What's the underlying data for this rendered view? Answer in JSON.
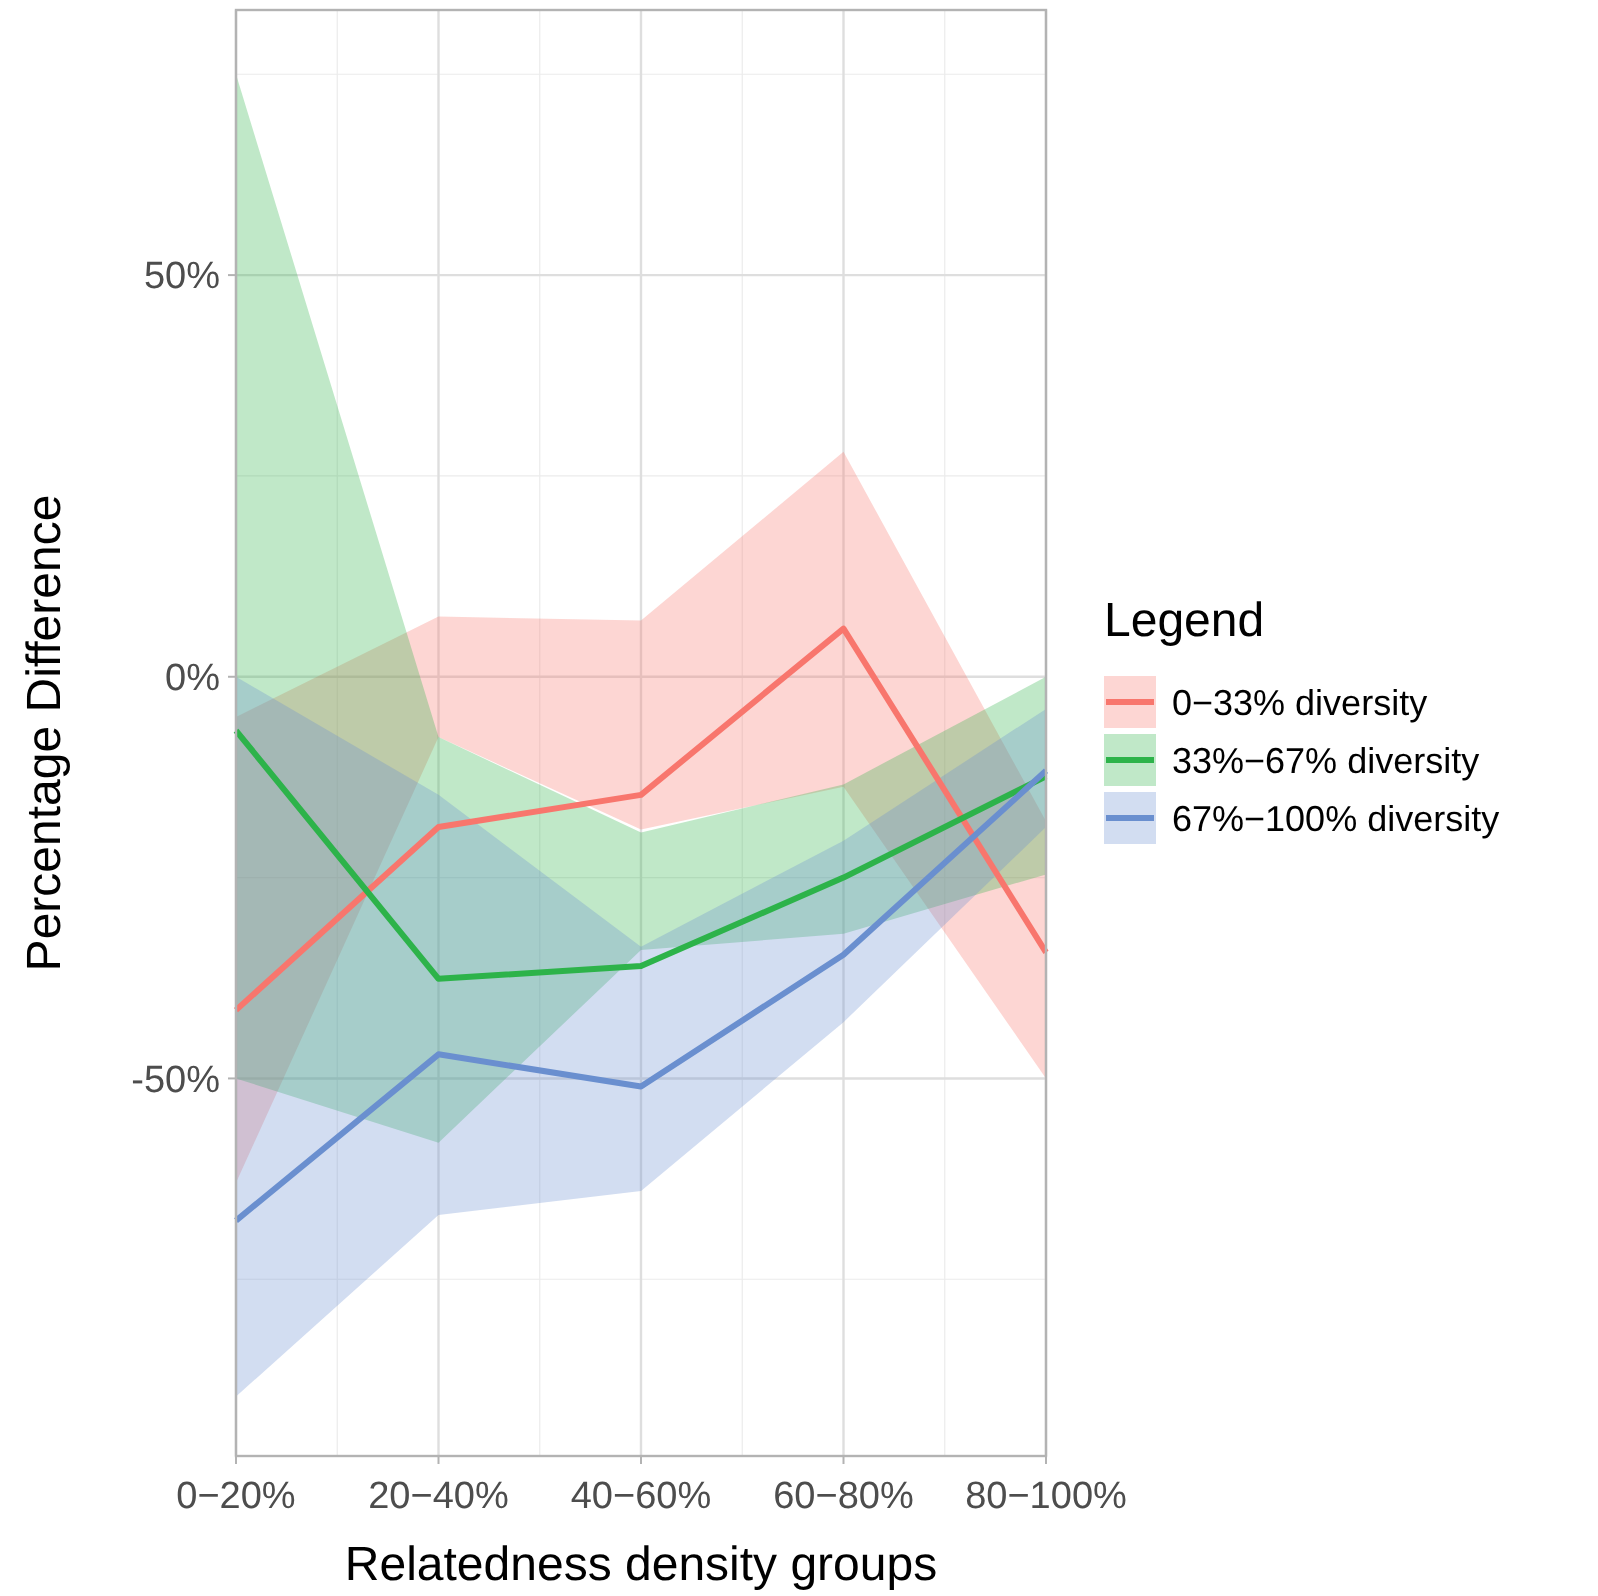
{
  "chart_data": {
    "type": "line",
    "xlabel": "Relatedness density groups",
    "ylabel": "Percentage Difference",
    "legend_title": "Legend",
    "legend": "right",
    "grid": true,
    "categories": [
      "0−20%",
      "20−40%",
      "40−60%",
      "60−80%",
      "80−100%"
    ],
    "ylim": [
      -97,
      83
    ],
    "yticks": [
      {
        "value": -50,
        "label": "-50%"
      },
      {
        "value": 0,
        "label": "0%"
      },
      {
        "value": 50,
        "label": "50%"
      }
    ],
    "series": [
      {
        "name": "0−33% diversity",
        "color": "#f8766d",
        "values": [
          -41.5,
          -18.7,
          -14.7,
          6,
          -34.3
        ],
        "lower": [
          -63,
          -7.5,
          -19,
          -13.7,
          -50
        ],
        "upper": [
          -5,
          7.5,
          7,
          28,
          -18
        ]
      },
      {
        "name": "33%−67% diversity",
        "color": "#2db34a",
        "values": [
          -6.7,
          -37.6,
          -36,
          -25,
          -12.4
        ],
        "lower": [
          -50,
          -58,
          -34,
          -32,
          -24.6
        ],
        "upper": [
          75,
          -7.5,
          -19.4,
          -13.4,
          0
        ]
      },
      {
        "name": "67%−100% diversity",
        "color": "#6a8fcf",
        "values": [
          -67.7,
          -47,
          -51,
          -34.6,
          -11.7
        ],
        "lower": [
          -89.6,
          -67,
          -64,
          -43,
          -18.7
        ],
        "upper": [
          0,
          -14.7,
          -33.6,
          -20.4,
          -4
        ]
      }
    ]
  }
}
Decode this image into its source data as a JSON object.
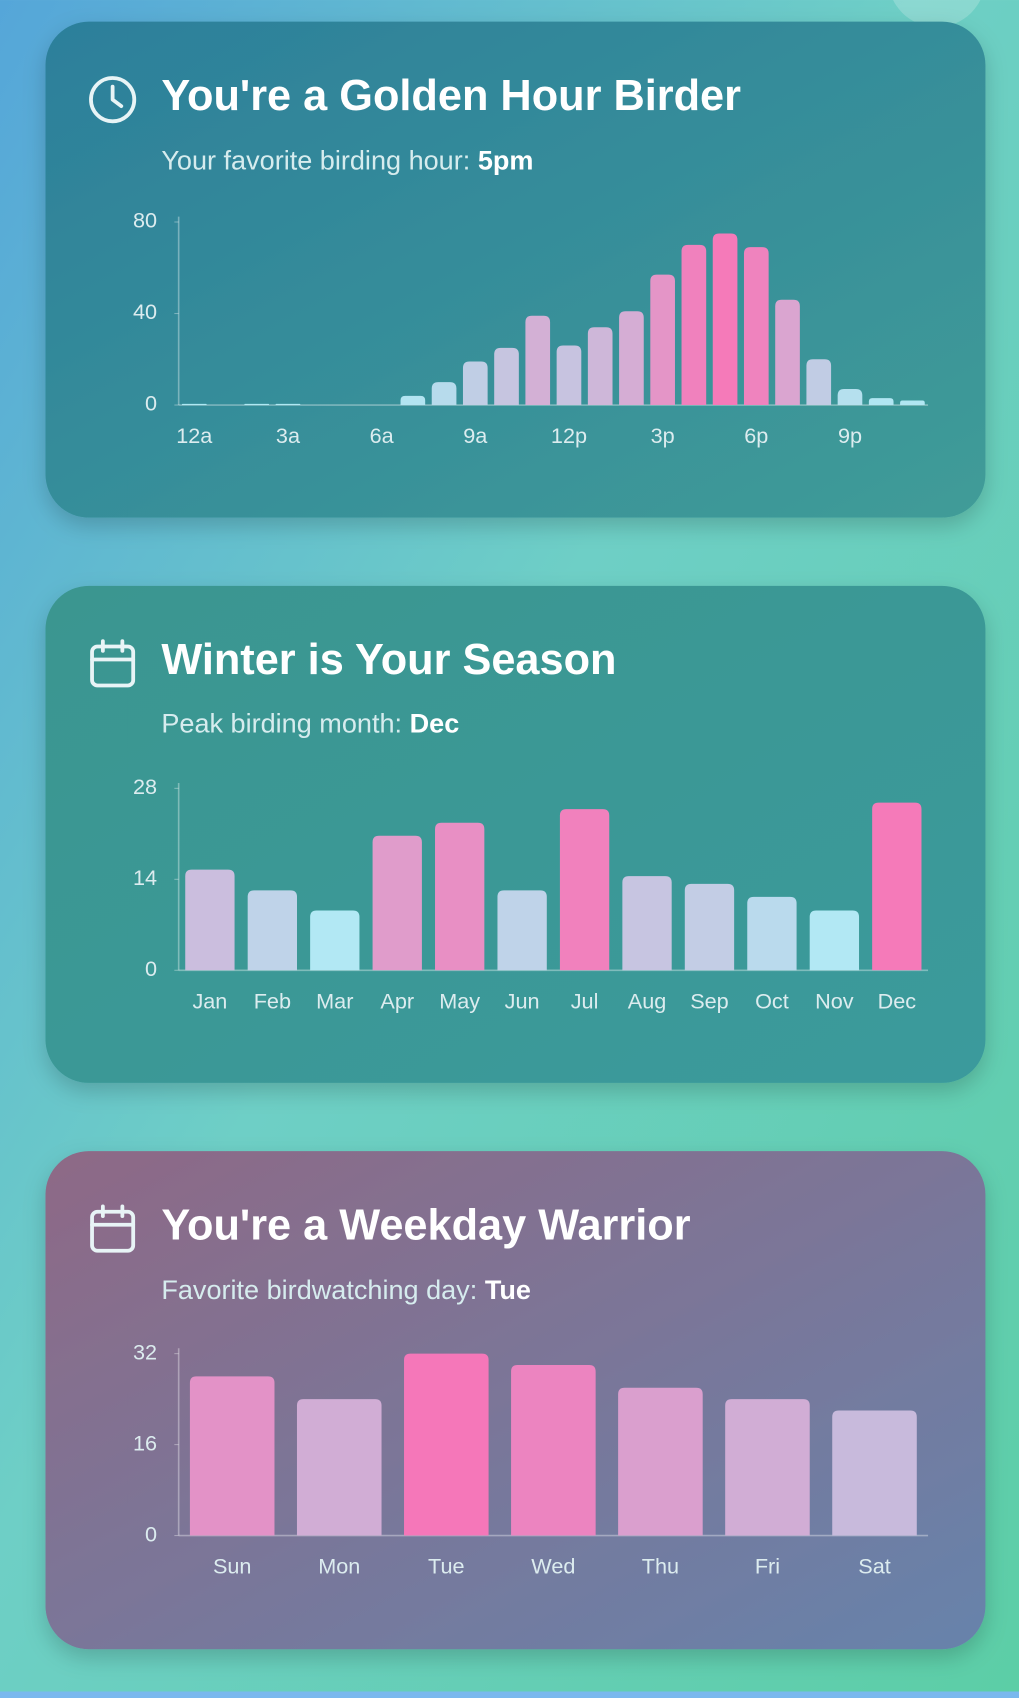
{
  "chart_data": [
    {
      "type": "bar",
      "title": "You're a Golden Hour Birder",
      "subtitle": "Your favorite birding hour:",
      "highlight": "5pm",
      "categories": [
        "12a",
        null,
        null,
        "3a",
        null,
        null,
        "6a",
        null,
        null,
        "9a",
        null,
        null,
        "12p",
        null,
        null,
        "3p",
        null,
        null,
        "6p",
        null,
        null,
        "9p",
        null,
        null
      ],
      "values": [
        0.5,
        0,
        0.5,
        0.5,
        0,
        0,
        0,
        4,
        10,
        19,
        25,
        39,
        26,
        34,
        41,
        57,
        70,
        75,
        69,
        46,
        20,
        7,
        3,
        2
      ],
      "ylim": [
        0,
        80
      ],
      "yticks": [
        0,
        40,
        80
      ],
      "color_scale": [
        "#aeeaf4",
        "#f57ab9"
      ]
    },
    {
      "type": "bar",
      "title": "Winter is Your Season",
      "subtitle": "Peak birding month:",
      "highlight": "Dec",
      "categories": [
        "Jan",
        "Feb",
        "Mar",
        "Apr",
        "May",
        "Jun",
        "Jul",
        "Aug",
        "Sep",
        "Oct",
        "Nov",
        "Dec"
      ],
      "values": [
        15.5,
        12.3,
        9.2,
        20.7,
        22.7,
        12.3,
        24.8,
        14.5,
        13.3,
        11.3,
        9.2,
        25.8
      ],
      "ylim": [
        0,
        28
      ],
      "yticks": [
        0,
        14,
        28
      ],
      "color_scale": [
        "#b2e8f4",
        "#f57ab9"
      ]
    },
    {
      "type": "bar",
      "title": "You're a Weekday Warrior",
      "subtitle": "Favorite birdwatching day:",
      "highlight": "Tue",
      "categories": [
        "Sun",
        "Mon",
        "Tue",
        "Wed",
        "Thu",
        "Fri",
        "Sat"
      ],
      "values": [
        28,
        24,
        32,
        30,
        26,
        24,
        22
      ],
      "ylim": [
        0,
        32
      ],
      "yticks": [
        0,
        16,
        32
      ],
      "color_scale": [
        "#c8badc",
        "#f577b9"
      ]
    }
  ]
}
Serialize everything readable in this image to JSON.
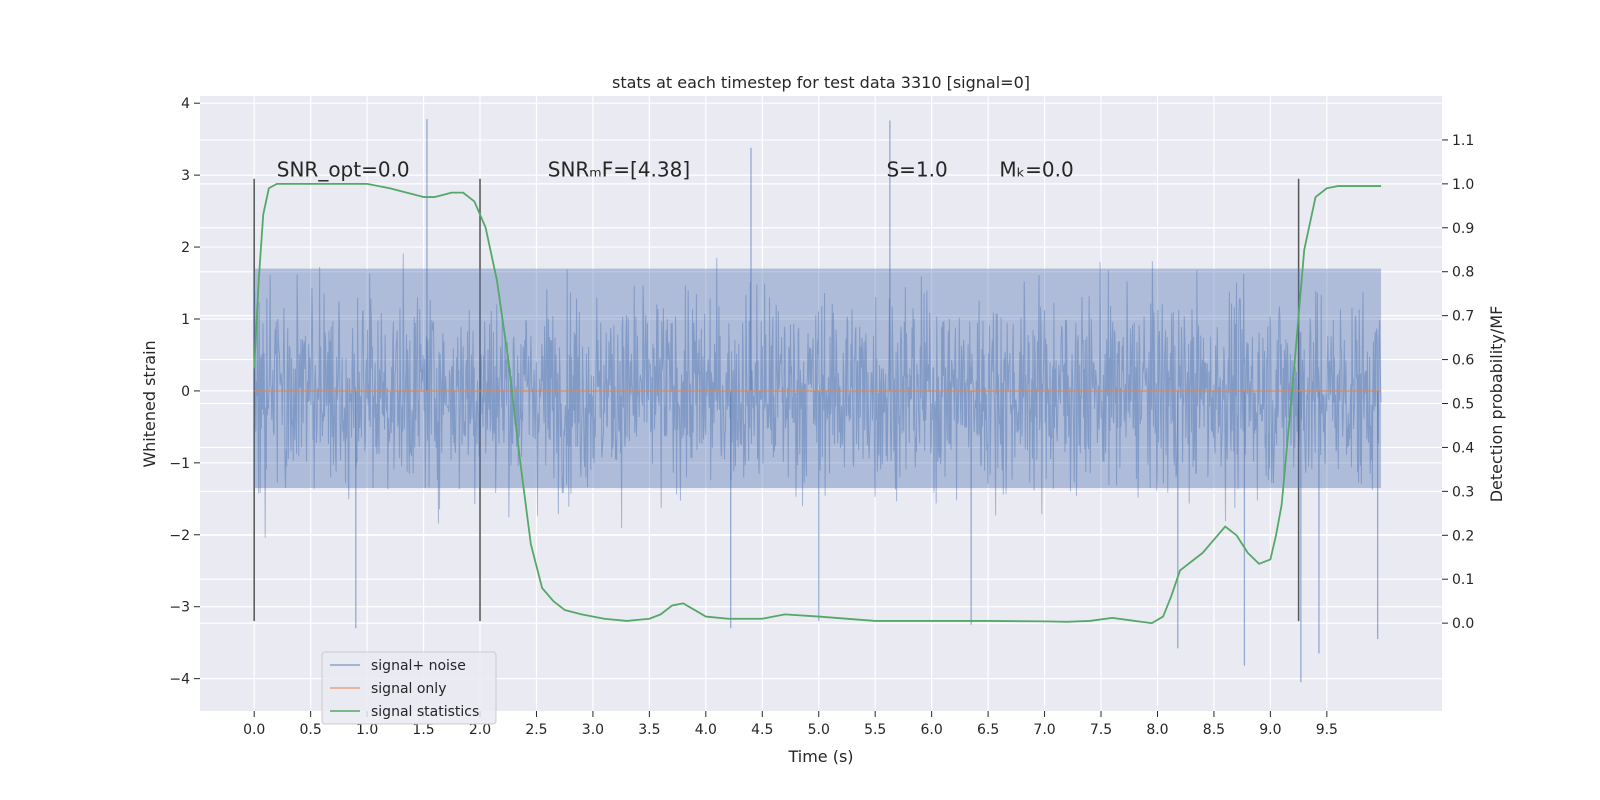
{
  "chart_data": {
    "type": "line",
    "title": "stats at each timestep for test data 3310 [signal=0]",
    "xlabel": "Time (s)",
    "ylabel": "Whitened strain",
    "ylabel_right": "Detection probability/MF",
    "xlim": [
      -0.48,
      10.52
    ],
    "ylim": [
      -4.45,
      4.1
    ],
    "ylim_right": [
      -0.2,
      1.2
    ],
    "x_ticks": [
      0.0,
      0.5,
      1.0,
      1.5,
      2.0,
      2.5,
      3.0,
      3.5,
      4.0,
      4.5,
      5.0,
      5.5,
      6.0,
      6.5,
      7.0,
      7.5,
      8.0,
      8.5,
      9.0,
      9.5
    ],
    "x_tick_labels": [
      "0.0",
      "0.5",
      "1.0",
      "1.5",
      "2.0",
      "2.5",
      "3.0",
      "3.5",
      "4.0",
      "4.5",
      "5.0",
      "5.5",
      "6.0",
      "6.5",
      "7.0",
      "7.5",
      "8.0",
      "8.5",
      "9.0",
      "9.5"
    ],
    "y_ticks": [
      4,
      3,
      2,
      1,
      0,
      -1,
      -2,
      -3,
      -4
    ],
    "y_tick_labels": [
      "4",
      "3",
      "2",
      "1",
      "0",
      "−1",
      "−2",
      "−3",
      "−4"
    ],
    "y_right_ticks": [
      1.1,
      1.0,
      0.9,
      0.8,
      0.7,
      0.6,
      0.5,
      0.4,
      0.3,
      0.2,
      0.1,
      0.0
    ],
    "y_right_tick_labels": [
      "1.1",
      "1.0",
      "0.9",
      "0.8",
      "0.7",
      "0.6",
      "0.5",
      "0.4",
      "0.3",
      "0.2",
      "0.1",
      "0.0"
    ],
    "grid": true,
    "legend_position": "lower-left",
    "colors": {
      "background": "#eaeaf2",
      "grid": "#ffffff",
      "noise": "#4c72b0",
      "signal": "#dd8452",
      "stats": "#55a868",
      "markers": "#555555"
    },
    "series": [
      {
        "name": "signal+ noise",
        "axis": "left",
        "style": "dense-noise",
        "x_range": [
          0.0,
          9.98
        ],
        "core_band": [
          -1.35,
          1.7
        ],
        "envelope": [
          -2.6,
          2.7
        ],
        "extremes": [
          {
            "x": 1.53,
            "y": 3.78
          },
          {
            "x": 5.63,
            "y": 3.76
          },
          {
            "x": 4.4,
            "y": 3.38
          },
          {
            "x": 9.27,
            "y": -4.05
          },
          {
            "x": 8.77,
            "y": -3.82
          },
          {
            "x": 9.43,
            "y": -3.65
          },
          {
            "x": 8.18,
            "y": -3.58
          },
          {
            "x": 4.22,
            "y": -3.3
          },
          {
            "x": 0.9,
            "y": -3.3
          },
          {
            "x": 6.35,
            "y": -3.25
          },
          {
            "x": 5.0,
            "y": -3.2
          },
          {
            "x": 9.95,
            "y": -3.45
          }
        ]
      },
      {
        "name": "signal only",
        "axis": "left",
        "x": [
          0.0,
          9.98
        ],
        "y": [
          0.0,
          0.0
        ]
      },
      {
        "name": "signal statistics",
        "axis": "right",
        "x": [
          0.0,
          0.04,
          0.08,
          0.13,
          0.2,
          0.3,
          0.5,
          0.8,
          1.0,
          1.2,
          1.35,
          1.5,
          1.6,
          1.75,
          1.85,
          1.95,
          2.05,
          2.15,
          2.25,
          2.35,
          2.45,
          2.55,
          2.65,
          2.75,
          2.9,
          3.1,
          3.3,
          3.5,
          3.6,
          3.7,
          3.8,
          3.9,
          4.0,
          4.2,
          4.5,
          4.7,
          5.0,
          5.5,
          6.0,
          6.5,
          7.0,
          7.2,
          7.4,
          7.6,
          7.8,
          7.95,
          8.05,
          8.12,
          8.2,
          8.3,
          8.4,
          8.5,
          8.6,
          8.7,
          8.8,
          8.9,
          9.0,
          9.05,
          9.1,
          9.2,
          9.3,
          9.4,
          9.5,
          9.6,
          9.8,
          9.98
        ],
        "y": [
          0.58,
          0.78,
          0.93,
          0.99,
          1.0,
          1.0,
          1.0,
          1.0,
          1.0,
          0.99,
          0.98,
          0.97,
          0.97,
          0.98,
          0.98,
          0.96,
          0.9,
          0.78,
          0.6,
          0.38,
          0.18,
          0.08,
          0.05,
          0.03,
          0.02,
          0.01,
          0.005,
          0.01,
          0.02,
          0.04,
          0.045,
          0.03,
          0.015,
          0.01,
          0.01,
          0.02,
          0.015,
          0.005,
          0.005,
          0.005,
          0.004,
          0.003,
          0.005,
          0.012,
          0.005,
          0.0,
          0.015,
          0.06,
          0.12,
          0.14,
          0.16,
          0.19,
          0.22,
          0.2,
          0.16,
          0.135,
          0.145,
          0.2,
          0.27,
          0.55,
          0.85,
          0.97,
          0.99,
          0.995,
          0.995,
          0.995
        ]
      }
    ],
    "vertical_markers": [
      {
        "x": 0.0,
        "y_range": [
          -3.2,
          2.95
        ]
      },
      {
        "x": 2.0,
        "y_range": [
          -3.2,
          2.95
        ]
      },
      {
        "x": 9.25,
        "y_range": [
          -3.2,
          2.95
        ]
      }
    ],
    "annotations": [
      {
        "id": "snr-opt",
        "text": "SNR_opt=0.0",
        "x": 0.2,
        "y": 2.95
      },
      {
        "id": "snr-mf",
        "text": "SNRₘF=[4.38]",
        "x": 2.6,
        "y": 2.95
      },
      {
        "id": "s-value",
        "text": "S=1.0",
        "x": 5.6,
        "y": 2.95
      },
      {
        "id": "mc-value",
        "text": "Mₖ=0.0",
        "x": 6.6,
        "y": 2.95
      }
    ]
  }
}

» DIRECTIONS: Show the lines of the records that include the string "image".

» RESULT OF THE EXERCISE:
Decode this image into its source data as a JSON object.
Serialize everything readable in this image to JSON.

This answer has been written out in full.